■ Record extracts:
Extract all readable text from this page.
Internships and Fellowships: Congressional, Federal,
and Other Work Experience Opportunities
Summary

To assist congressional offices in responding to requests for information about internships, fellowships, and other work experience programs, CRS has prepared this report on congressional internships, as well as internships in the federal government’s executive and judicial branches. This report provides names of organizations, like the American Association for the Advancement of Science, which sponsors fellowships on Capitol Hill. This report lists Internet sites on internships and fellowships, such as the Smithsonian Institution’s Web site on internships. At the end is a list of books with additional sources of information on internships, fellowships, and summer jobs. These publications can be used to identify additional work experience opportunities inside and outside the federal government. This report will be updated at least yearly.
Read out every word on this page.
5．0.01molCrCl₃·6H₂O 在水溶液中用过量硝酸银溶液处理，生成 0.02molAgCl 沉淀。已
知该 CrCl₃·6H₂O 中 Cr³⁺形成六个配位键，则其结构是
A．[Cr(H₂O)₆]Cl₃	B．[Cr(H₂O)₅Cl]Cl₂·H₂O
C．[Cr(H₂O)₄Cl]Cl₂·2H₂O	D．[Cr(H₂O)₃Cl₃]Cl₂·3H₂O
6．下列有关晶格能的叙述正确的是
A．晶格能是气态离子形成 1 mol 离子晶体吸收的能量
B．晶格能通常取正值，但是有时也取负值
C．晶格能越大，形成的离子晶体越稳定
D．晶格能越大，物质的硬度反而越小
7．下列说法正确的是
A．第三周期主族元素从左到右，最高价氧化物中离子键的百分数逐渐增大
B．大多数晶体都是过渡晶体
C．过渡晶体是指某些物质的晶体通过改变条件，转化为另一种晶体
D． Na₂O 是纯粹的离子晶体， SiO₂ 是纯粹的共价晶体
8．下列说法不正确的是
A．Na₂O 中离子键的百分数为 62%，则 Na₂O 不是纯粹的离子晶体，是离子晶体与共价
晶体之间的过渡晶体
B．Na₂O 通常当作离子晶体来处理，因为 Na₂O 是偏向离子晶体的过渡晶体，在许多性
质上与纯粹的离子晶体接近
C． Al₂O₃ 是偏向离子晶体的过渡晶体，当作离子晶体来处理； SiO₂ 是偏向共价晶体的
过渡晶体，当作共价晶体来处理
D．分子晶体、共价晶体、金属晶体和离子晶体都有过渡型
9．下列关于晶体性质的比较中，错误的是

■ Task details:
From the entries above, return each line with the word "page" in it.

■ Answer below:
Extract all readable text from this page.
Read out every word on this page.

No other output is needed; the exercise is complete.